- DATA SUPPLIED
-*-*-

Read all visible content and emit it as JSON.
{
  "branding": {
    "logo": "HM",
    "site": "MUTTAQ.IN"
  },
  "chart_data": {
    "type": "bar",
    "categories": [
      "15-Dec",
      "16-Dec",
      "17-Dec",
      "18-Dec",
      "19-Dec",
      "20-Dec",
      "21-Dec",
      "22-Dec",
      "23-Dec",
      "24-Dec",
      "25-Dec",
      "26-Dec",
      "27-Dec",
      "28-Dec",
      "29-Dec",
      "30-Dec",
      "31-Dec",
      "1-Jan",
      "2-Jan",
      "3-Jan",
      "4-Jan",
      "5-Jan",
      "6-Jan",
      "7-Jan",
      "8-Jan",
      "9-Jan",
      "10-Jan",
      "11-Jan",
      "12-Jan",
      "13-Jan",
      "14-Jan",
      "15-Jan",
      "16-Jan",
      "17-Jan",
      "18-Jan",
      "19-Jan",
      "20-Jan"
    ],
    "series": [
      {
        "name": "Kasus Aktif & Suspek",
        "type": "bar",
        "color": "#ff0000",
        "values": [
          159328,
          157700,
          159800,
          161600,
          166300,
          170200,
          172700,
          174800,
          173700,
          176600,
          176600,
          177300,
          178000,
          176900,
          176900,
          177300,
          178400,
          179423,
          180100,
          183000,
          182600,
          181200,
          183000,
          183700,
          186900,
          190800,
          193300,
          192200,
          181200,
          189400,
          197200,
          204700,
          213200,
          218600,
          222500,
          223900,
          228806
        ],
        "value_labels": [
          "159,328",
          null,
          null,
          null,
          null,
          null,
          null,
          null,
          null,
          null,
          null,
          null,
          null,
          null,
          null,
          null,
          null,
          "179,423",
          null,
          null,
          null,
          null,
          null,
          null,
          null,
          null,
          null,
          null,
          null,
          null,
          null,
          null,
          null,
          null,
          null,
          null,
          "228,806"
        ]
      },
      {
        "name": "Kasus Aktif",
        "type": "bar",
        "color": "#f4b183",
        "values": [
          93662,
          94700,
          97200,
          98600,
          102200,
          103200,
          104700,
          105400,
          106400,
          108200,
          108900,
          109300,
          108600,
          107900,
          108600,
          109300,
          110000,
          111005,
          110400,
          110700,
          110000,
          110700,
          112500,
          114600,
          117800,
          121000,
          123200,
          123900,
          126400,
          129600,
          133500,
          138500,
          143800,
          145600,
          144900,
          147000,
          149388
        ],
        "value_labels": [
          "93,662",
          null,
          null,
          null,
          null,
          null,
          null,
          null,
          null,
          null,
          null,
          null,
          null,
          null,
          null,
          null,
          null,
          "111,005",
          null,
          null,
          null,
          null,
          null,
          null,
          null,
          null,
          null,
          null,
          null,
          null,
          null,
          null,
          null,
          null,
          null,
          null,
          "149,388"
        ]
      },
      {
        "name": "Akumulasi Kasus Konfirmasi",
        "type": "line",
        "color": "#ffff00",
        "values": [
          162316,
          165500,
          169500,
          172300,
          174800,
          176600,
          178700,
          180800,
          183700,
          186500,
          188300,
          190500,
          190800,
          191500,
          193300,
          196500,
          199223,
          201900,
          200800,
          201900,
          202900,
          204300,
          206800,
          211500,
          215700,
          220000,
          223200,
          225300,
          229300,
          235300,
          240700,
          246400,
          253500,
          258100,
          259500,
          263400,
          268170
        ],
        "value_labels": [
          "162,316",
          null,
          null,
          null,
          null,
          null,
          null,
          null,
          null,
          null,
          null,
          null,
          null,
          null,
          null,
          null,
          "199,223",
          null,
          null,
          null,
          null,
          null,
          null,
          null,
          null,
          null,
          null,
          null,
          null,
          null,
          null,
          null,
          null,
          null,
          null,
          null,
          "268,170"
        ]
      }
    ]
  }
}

-*-*-

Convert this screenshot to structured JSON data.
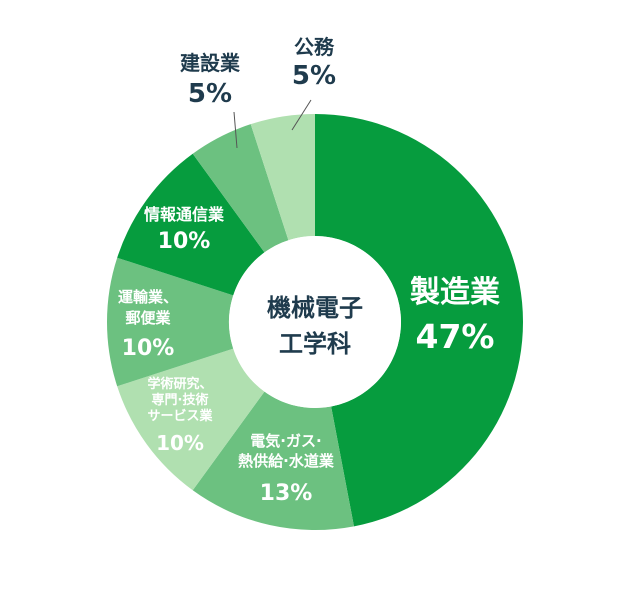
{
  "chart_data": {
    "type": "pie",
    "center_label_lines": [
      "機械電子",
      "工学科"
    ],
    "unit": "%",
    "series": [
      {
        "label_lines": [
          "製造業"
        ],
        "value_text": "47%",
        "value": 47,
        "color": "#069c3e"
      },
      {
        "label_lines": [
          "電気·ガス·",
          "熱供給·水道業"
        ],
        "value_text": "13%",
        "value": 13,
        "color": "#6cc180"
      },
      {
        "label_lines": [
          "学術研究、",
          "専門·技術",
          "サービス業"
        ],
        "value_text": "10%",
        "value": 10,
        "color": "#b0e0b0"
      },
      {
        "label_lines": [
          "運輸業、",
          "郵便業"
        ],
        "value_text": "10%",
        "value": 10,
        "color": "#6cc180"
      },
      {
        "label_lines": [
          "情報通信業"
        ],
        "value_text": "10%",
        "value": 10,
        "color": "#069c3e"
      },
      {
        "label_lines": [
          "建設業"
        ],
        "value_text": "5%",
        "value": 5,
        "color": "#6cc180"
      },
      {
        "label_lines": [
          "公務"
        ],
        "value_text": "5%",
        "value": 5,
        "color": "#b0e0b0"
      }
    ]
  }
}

-*-*-

- PROBLEM TO SOLVE
Gather and return every line that holds the string "Aktif".

- WRITTEN RESPONSE
        "name": "Kasus Aktif & Suspek",
        "name": "Kasus Aktif",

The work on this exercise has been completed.